─── Exercise material
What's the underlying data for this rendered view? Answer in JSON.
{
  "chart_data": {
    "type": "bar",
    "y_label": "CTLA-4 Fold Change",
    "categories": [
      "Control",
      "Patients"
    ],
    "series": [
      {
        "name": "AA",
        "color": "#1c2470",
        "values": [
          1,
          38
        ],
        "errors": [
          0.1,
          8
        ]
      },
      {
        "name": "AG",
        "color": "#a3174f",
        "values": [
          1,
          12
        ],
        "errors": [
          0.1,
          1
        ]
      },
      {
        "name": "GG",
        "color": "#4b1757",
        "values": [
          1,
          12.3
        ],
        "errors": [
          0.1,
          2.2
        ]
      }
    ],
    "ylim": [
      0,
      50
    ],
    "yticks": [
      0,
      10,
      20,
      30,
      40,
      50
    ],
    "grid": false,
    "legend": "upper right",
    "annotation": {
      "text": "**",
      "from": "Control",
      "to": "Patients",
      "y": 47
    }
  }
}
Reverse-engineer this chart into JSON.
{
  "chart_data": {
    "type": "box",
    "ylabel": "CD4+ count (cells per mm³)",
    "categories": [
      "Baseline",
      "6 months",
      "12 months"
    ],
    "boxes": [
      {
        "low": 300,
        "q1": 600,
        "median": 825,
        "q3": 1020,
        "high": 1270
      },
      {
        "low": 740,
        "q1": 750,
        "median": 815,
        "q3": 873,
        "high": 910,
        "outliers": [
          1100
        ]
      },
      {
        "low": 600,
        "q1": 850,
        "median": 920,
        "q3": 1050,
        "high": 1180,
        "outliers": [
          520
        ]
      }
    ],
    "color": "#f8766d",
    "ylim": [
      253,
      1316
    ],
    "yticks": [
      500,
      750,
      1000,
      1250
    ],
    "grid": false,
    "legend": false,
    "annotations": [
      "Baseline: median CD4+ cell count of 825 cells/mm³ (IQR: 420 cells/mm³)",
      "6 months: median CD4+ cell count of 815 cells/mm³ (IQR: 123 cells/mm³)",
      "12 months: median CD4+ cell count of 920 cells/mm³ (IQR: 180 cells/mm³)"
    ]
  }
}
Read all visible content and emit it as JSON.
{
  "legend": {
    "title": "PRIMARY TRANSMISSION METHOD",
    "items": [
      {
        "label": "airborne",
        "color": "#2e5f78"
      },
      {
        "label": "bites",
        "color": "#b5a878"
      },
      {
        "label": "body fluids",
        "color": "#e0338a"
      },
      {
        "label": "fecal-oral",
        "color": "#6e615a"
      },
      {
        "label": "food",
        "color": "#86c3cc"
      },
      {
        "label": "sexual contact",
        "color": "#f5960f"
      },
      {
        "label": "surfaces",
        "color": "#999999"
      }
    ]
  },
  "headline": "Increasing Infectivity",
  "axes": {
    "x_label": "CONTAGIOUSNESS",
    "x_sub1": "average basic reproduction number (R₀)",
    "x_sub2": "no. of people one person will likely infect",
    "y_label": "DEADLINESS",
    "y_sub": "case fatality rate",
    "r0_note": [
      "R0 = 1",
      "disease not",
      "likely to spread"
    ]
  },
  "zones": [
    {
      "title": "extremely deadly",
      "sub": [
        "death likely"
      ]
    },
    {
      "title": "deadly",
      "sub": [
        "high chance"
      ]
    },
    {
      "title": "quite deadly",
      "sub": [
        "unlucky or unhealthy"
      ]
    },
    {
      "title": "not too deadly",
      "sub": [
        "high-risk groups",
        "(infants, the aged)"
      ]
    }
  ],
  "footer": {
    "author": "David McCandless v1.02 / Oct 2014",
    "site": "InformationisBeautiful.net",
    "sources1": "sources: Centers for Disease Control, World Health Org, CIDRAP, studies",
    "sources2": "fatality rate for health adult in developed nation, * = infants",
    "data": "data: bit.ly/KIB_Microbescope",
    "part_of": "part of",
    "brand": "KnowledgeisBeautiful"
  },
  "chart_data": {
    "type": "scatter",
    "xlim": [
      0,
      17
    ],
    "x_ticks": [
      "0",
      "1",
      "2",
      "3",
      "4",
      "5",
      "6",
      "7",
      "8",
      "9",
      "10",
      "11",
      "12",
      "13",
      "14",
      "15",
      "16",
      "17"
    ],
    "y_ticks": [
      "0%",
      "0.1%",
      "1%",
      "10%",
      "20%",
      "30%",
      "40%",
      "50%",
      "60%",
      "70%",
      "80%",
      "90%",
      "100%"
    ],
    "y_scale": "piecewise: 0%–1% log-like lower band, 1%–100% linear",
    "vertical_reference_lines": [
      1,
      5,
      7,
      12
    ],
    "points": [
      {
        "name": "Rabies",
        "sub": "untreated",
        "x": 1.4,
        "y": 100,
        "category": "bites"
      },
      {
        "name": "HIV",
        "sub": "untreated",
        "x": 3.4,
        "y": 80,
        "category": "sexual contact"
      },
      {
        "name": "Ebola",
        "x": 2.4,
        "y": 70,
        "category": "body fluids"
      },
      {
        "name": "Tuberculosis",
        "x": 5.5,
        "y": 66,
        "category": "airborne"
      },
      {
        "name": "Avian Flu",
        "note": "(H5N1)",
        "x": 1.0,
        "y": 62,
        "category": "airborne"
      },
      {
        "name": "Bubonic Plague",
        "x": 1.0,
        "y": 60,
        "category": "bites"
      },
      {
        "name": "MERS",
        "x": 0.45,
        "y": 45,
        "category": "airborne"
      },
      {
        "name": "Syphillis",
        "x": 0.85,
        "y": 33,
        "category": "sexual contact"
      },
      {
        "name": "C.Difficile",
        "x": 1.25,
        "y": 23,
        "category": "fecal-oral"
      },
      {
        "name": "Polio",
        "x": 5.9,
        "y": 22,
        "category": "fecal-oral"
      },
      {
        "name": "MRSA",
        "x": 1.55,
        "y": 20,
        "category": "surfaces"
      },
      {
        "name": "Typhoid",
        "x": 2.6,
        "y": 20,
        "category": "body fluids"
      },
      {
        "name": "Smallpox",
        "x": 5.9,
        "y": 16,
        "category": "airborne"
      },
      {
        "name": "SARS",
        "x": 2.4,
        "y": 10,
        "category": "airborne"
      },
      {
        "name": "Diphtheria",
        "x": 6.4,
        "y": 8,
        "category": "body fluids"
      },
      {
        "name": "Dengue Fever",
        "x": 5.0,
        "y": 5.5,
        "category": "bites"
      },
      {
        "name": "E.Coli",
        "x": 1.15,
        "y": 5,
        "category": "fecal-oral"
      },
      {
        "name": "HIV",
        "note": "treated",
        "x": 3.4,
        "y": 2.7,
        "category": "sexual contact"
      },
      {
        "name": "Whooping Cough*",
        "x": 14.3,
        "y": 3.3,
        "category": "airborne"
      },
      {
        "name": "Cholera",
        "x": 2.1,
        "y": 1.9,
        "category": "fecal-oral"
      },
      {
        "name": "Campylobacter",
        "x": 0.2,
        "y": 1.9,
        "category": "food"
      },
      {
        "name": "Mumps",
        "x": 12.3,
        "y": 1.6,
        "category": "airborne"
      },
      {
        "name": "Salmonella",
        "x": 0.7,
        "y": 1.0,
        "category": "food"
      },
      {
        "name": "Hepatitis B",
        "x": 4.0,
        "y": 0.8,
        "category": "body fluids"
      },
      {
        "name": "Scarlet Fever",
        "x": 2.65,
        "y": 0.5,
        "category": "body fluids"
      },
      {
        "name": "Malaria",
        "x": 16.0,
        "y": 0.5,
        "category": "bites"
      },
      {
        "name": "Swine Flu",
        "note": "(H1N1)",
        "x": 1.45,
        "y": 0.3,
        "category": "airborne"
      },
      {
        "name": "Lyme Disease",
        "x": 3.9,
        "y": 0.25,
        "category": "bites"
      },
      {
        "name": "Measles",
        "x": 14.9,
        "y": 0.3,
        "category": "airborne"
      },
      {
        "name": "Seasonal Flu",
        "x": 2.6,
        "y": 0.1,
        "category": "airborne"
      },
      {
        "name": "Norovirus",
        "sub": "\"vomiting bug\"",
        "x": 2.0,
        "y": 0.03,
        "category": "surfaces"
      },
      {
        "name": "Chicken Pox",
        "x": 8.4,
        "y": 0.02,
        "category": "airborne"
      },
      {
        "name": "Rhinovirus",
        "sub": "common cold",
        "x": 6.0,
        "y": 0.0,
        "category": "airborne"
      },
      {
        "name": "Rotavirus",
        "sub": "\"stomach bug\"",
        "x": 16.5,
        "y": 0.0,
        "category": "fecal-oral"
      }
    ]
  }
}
──────
_Assigned task:_
Scan the entries above and copy each line where "title" occurs.

_Output for this task:_
    "title": "PRIMARY TRANSMISSION METHOD",
      "title": "extremely deadly",
      "title": "deadly",
      "title": "quite deadly",
      "title": "not too deadly",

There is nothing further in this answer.